(What to do) Begin at the line that has "- home-icon[interactable]: [680, 2436, 760, 2516]" and stop after the line that has "- app-notification-icon: [192, 22, 236, 66]", swapping "clipboard-icon" for "document-icon" throughout and leaving everything else as it is. Give only those lines.

··· Listing ···

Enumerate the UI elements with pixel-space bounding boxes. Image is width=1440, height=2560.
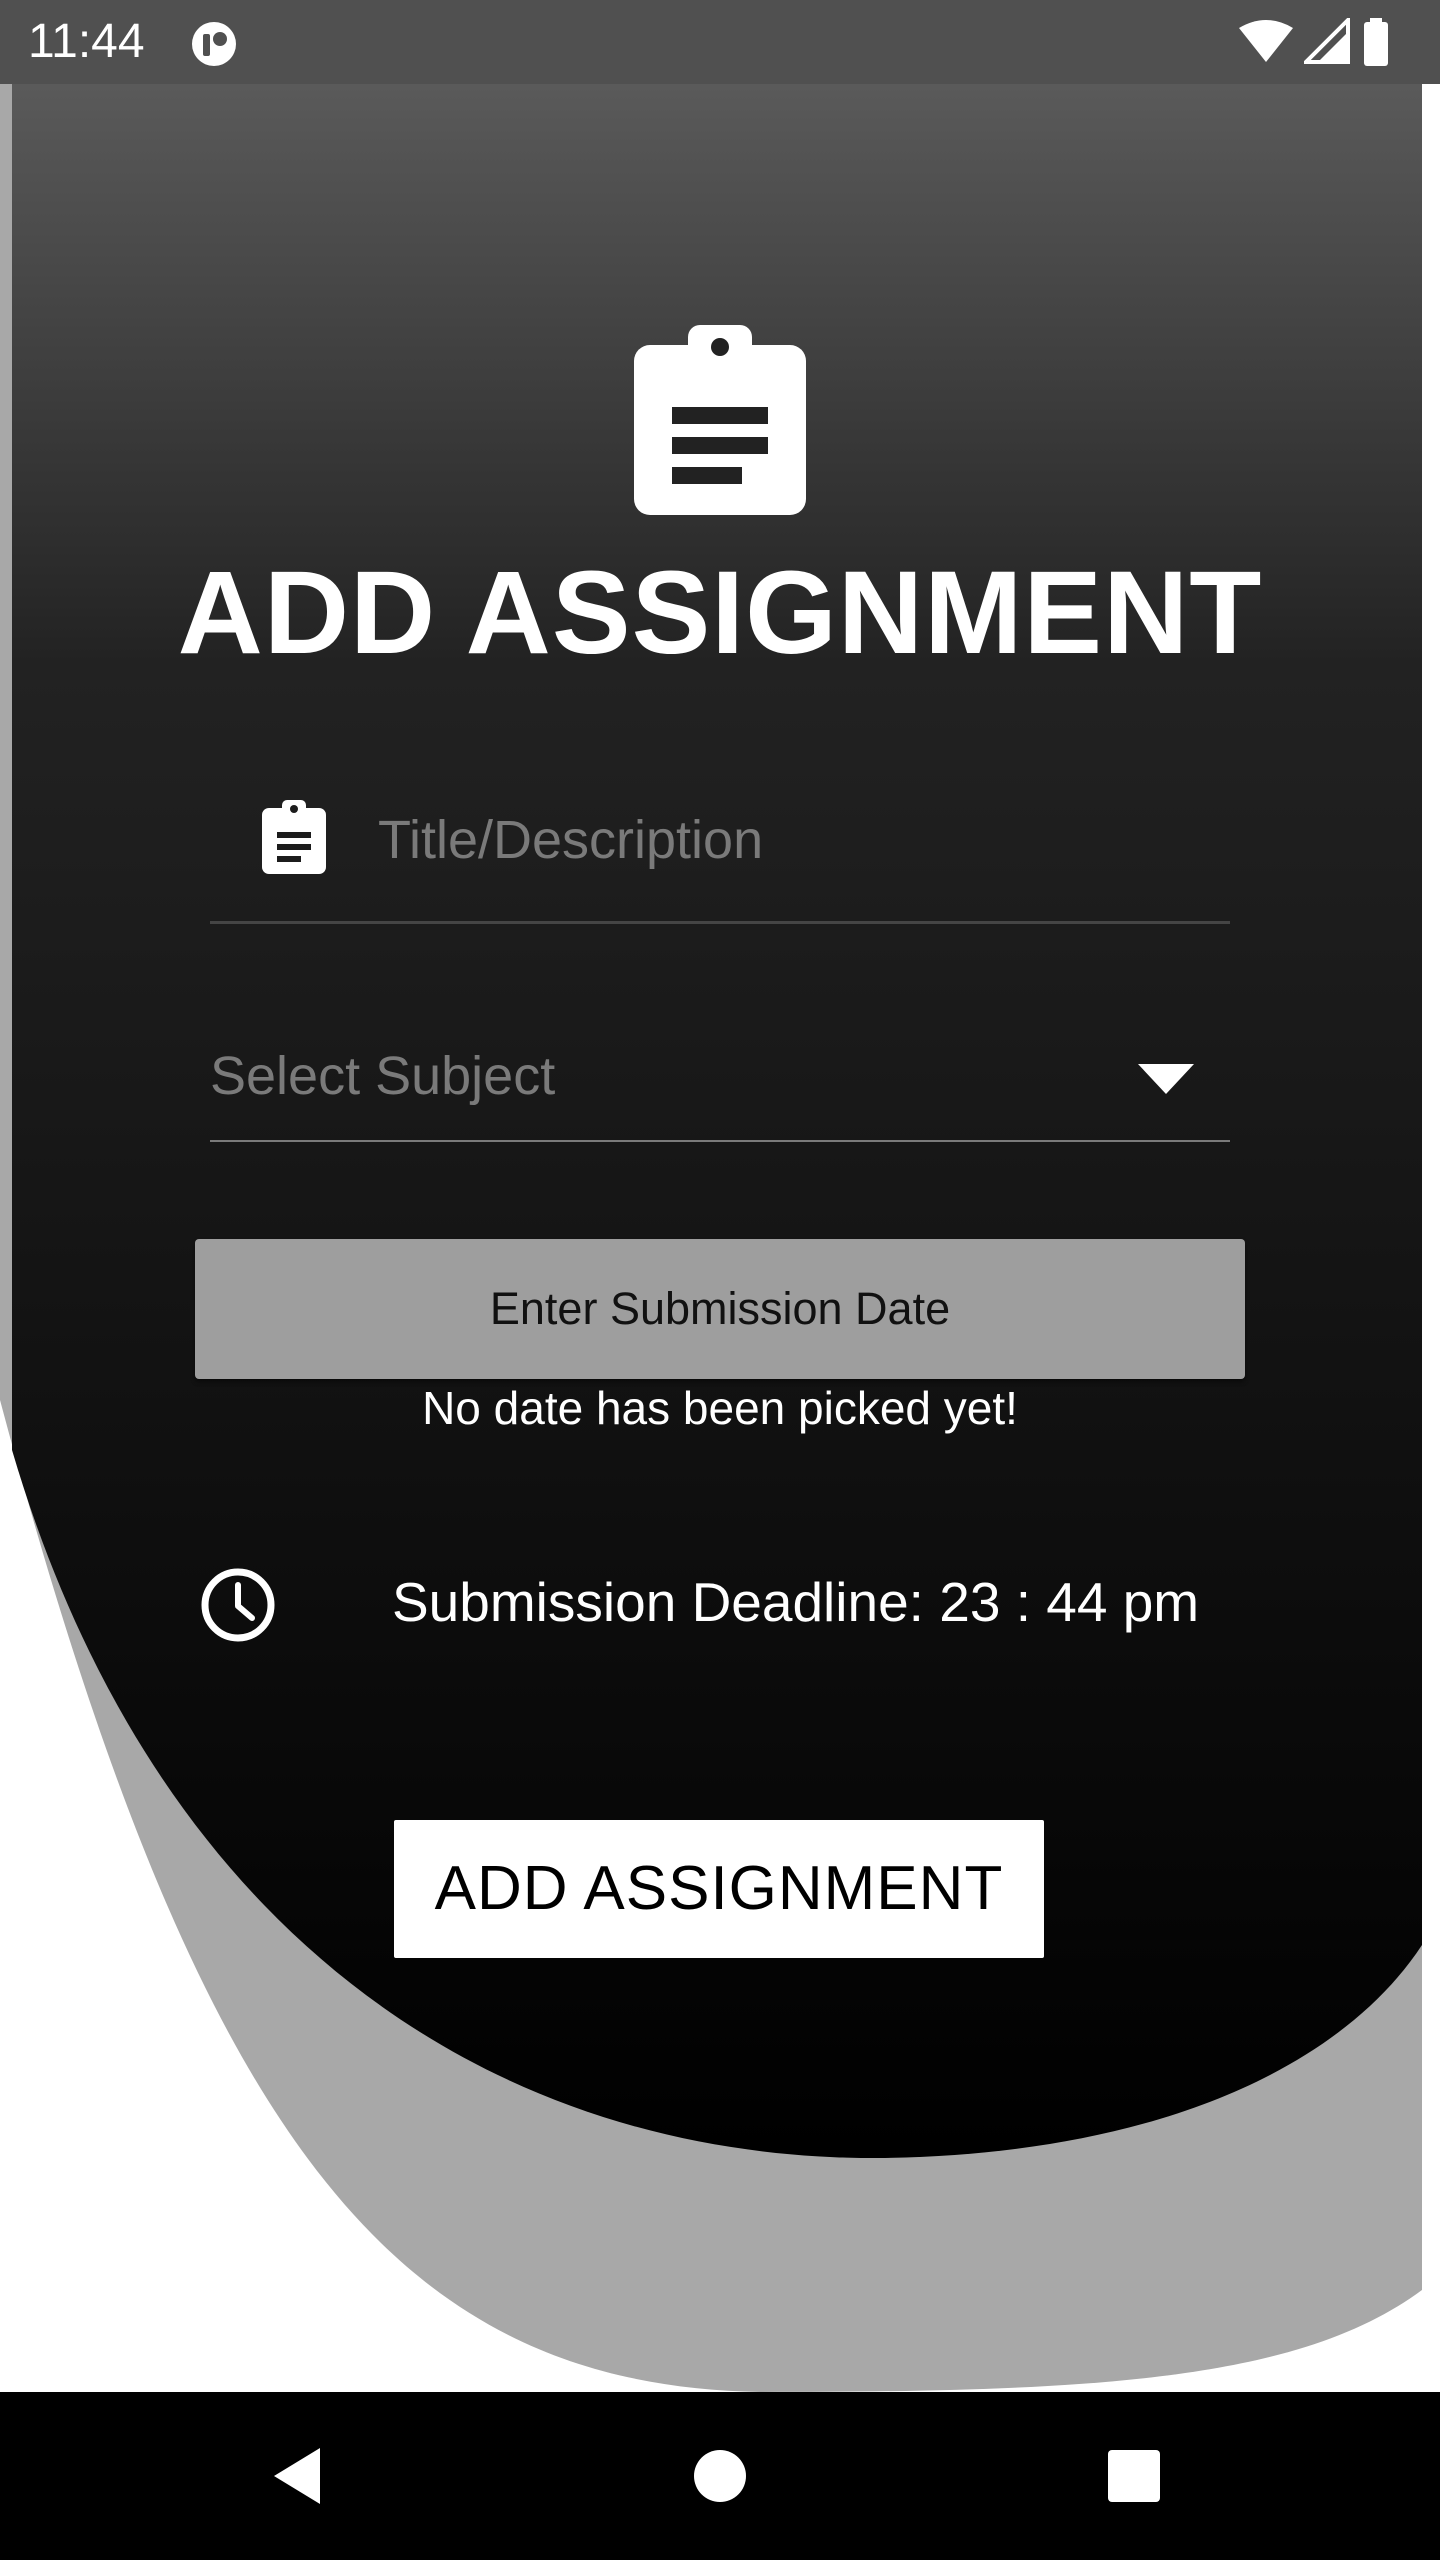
- home-icon[interactable]: [680, 2436, 760, 2516]
- page-title: ADD ASSIGNMENT: [177, 547, 1263, 679]
- dropdown-arrow-icon: [1138, 1064, 1194, 1094]
- clipboard-icon: [262, 800, 326, 874]
- status-bar: 11:44: [0, 0, 1440, 84]
- clipboard-icon: [634, 325, 806, 515]
- title-description-input[interactable]: [378, 790, 1208, 890]
- enter-submission-date-button[interactable]: Enter Submission Date: [195, 1239, 1245, 1379]
- subject-select[interactable]: Select Subject: [210, 1020, 1230, 1142]
- cell-signal-icon: [1304, 18, 1350, 64]
- title-description-field: [210, 770, 1230, 924]
- clock-icon[interactable]: [200, 1567, 276, 1643]
- app-notification-icon: [192, 22, 236, 66]
- recents-icon[interactable]: [1094, 2436, 1174, 2516]
- navigation-bar: [0, 2392, 1440, 2560]
- back-icon[interactable]: [260, 2436, 340, 2516]
- wifi-icon: [1239, 20, 1293, 62]
- submission-deadline-text: Submission Deadline: 23 : 44 pm: [392, 1571, 1200, 1633]
- title-field-underline: [210, 921, 1230, 924]
- date-status-text: No date has been picked yet!: [422, 1382, 1018, 1434]
- status-time: 11:44: [28, 15, 145, 68]
- status-icons: [1238, 18, 1418, 66]
- subject-select-underline: [210, 1140, 1230, 1142]
- battery-icon: [1364, 18, 1388, 66]
- add-assignment-button[interactable]: ADD ASSIGNMENT: [394, 1820, 1044, 1958]
- subject-select-placeholder: Select Subject: [210, 1046, 556, 1106]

···

(Complete answer)
- home-icon[interactable]: [680, 2436, 760, 2516]
- page-title: ADD ASSIGNMENT: [177, 547, 1263, 679]
- dropdown-arrow-icon: [1138, 1064, 1194, 1094]
- document-icon: [262, 800, 326, 874]
- status-bar: 11:44: [0, 0, 1440, 84]
- document-icon: [634, 325, 806, 515]
- title-description-input[interactable]: [378, 790, 1208, 890]
- enter-submission-date-button[interactable]: Enter Submission Date: [195, 1239, 1245, 1379]
- subject-select[interactable]: Select Subject: [210, 1020, 1230, 1142]
- cell-signal-icon: [1304, 18, 1350, 64]
- title-description-field: [210, 770, 1230, 924]
- clock-icon[interactable]: [200, 1567, 276, 1643]
- app-notification-icon: [192, 22, 236, 66]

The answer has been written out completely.